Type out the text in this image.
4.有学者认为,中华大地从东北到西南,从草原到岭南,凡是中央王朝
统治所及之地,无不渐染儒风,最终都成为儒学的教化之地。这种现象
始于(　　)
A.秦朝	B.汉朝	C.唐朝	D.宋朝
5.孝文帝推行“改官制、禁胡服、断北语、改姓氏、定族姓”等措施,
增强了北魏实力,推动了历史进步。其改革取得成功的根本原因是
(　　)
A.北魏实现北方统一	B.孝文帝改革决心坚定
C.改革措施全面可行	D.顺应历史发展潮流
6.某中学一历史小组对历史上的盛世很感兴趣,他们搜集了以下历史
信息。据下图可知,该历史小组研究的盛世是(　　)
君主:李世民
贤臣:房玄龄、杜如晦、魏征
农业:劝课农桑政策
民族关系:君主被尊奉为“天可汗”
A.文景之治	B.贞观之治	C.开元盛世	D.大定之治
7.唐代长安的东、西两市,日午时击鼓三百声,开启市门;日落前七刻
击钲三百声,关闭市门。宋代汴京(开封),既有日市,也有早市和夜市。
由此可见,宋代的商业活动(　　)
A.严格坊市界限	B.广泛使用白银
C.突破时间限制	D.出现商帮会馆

## Task details
Write the data out again in full and exactly.

## Reply to the exercise
Type out the text in this image.
4.有学者认为,中华大地从东北到西南,从草原到岭南,凡是中央王朝
统治所及之地,无不渐染儒风,最终都成为儒学的教化之地。这种现象
始于(　　)
A.秦朝	B.汉朝	C.唐朝	D.宋朝
5.孝文帝推行“改官制、禁胡服、断北语、改姓氏、定族姓”等措施,
增强了北魏实力,推动了历史进步。其改革取得成功的根本原因是
(　　)
A.北魏实现北方统一	B.孝文帝改革决心坚定
C.改革措施全面可行	D.顺应历史发展潮流
6.某中学一历史小组对历史上的盛世很感兴趣,他们搜集了以下历史
信息。据下图可知,该历史小组研究的盛世是(　　)
君主:李世民
贤臣:房玄龄、杜如晦、魏征
农业:劝课农桑政策
民族关系:君主被尊奉为“天可汗”
A.文景之治	B.贞观之治	C.开元盛世	D.大定之治
7.唐代长安的东、西两市,日午时击鼓三百声,开启市门;日落前七刻
击钲三百声,关闭市门。宋代汴京(开封),既有日市,也有早市和夜市。
由此可见,宋代的商业活动(　　)
A.严格坊市界限	B.广泛使用白银
C.突破时间限制	D.出现商帮会馆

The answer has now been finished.